Task statement:
Copy out each line in the material below that has the word "inglés".

Dataset excerpts:
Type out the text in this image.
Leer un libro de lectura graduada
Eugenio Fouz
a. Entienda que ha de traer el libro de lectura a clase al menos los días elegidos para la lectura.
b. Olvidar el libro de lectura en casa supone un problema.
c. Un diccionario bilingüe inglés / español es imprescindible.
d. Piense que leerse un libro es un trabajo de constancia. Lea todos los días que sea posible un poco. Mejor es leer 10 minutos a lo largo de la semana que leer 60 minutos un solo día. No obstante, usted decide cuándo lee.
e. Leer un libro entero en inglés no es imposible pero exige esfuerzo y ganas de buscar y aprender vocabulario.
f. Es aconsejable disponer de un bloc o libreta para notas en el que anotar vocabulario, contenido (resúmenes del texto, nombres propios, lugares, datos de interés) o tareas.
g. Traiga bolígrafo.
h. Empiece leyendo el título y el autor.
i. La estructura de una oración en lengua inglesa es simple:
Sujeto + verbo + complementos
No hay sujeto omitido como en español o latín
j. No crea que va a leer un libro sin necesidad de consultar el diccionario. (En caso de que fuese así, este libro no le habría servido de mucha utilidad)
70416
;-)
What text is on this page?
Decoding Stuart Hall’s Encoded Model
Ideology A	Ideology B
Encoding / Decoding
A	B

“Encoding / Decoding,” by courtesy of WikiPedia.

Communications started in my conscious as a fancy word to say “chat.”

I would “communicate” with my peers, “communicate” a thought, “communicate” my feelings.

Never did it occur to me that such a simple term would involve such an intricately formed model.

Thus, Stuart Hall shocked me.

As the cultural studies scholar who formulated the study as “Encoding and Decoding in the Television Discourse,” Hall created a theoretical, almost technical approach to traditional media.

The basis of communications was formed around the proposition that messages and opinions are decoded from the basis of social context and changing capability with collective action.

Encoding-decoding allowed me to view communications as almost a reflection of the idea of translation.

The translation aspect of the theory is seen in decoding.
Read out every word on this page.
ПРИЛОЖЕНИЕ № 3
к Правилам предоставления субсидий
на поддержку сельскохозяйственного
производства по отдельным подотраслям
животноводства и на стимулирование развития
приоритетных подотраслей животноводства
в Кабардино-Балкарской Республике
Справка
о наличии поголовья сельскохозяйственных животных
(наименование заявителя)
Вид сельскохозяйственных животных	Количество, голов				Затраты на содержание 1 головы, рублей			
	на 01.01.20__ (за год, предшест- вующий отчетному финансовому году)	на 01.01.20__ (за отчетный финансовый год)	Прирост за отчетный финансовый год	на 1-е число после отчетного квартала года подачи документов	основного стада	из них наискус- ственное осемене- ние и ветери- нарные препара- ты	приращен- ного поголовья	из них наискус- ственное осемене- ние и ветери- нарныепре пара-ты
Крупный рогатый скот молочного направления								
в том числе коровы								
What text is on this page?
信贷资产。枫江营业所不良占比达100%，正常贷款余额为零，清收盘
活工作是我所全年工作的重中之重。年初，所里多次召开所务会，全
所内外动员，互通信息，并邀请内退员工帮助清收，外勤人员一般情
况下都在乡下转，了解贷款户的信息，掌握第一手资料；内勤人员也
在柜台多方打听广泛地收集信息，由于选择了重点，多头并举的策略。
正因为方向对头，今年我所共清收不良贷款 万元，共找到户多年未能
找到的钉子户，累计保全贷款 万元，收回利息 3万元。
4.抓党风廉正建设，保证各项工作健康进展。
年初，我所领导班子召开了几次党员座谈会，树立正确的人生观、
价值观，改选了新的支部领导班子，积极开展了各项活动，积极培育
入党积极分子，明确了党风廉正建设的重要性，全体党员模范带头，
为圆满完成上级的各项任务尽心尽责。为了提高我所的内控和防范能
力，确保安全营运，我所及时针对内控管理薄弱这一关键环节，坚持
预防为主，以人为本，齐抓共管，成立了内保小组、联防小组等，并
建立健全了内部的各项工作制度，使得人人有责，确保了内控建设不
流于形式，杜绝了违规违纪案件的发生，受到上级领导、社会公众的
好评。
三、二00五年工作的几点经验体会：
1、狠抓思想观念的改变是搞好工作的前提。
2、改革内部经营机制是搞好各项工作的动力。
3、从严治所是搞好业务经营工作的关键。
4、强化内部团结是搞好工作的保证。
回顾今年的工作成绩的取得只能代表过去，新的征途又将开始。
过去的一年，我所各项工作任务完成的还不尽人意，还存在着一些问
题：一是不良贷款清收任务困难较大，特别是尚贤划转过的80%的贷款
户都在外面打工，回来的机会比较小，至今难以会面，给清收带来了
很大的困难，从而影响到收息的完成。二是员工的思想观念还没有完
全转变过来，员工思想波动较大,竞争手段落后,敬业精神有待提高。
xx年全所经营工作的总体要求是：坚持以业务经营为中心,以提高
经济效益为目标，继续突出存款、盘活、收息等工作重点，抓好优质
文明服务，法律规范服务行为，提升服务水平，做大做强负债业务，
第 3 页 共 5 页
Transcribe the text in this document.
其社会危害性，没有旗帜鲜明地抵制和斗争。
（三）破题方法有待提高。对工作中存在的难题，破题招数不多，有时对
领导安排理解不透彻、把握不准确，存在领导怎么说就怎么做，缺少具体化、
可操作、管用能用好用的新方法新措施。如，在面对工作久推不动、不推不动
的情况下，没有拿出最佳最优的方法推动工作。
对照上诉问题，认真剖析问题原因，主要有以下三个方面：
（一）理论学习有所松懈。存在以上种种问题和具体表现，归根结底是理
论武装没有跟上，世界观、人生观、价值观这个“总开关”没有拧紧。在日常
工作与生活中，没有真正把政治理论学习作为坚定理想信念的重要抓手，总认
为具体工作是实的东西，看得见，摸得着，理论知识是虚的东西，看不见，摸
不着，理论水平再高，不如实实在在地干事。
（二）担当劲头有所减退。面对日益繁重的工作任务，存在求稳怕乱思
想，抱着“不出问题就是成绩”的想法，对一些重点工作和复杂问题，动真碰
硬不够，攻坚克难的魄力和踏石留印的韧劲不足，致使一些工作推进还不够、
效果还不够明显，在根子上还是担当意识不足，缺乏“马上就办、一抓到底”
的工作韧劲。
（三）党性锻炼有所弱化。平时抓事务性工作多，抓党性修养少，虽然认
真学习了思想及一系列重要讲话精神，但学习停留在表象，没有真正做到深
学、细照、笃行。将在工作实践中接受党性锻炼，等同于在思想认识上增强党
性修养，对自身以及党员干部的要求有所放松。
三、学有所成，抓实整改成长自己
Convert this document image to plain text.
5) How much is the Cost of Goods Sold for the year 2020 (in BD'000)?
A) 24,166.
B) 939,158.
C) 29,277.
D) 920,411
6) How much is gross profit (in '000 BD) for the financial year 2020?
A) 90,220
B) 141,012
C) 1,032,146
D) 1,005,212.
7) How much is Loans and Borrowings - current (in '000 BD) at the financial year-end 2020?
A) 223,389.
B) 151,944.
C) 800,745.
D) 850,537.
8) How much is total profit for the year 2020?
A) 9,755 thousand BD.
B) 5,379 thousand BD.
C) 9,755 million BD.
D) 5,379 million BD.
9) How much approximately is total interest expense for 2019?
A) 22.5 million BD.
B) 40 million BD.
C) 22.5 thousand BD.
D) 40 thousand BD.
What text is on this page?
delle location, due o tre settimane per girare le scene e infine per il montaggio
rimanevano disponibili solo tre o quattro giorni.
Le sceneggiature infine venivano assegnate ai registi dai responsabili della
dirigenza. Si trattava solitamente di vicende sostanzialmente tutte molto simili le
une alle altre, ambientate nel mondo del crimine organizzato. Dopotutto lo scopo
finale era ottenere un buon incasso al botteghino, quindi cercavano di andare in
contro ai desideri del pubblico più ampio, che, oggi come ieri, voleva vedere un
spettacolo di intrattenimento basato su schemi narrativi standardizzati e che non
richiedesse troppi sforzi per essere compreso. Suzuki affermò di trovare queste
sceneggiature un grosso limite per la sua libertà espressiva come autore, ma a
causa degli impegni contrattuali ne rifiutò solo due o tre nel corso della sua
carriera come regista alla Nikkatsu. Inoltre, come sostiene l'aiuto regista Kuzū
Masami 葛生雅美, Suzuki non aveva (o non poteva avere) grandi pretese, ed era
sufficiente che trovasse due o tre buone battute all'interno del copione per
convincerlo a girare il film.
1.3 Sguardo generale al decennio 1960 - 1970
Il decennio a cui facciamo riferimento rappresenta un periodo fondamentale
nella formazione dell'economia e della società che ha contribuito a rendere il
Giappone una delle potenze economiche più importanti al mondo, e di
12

Solution for this task:
c. Un diccionario bilingüe inglés / español es imprescindible.
e. Leer un libro entero en inglés no es imposible pero exige esfuerzo y ganas de buscar y aprender vocabulario.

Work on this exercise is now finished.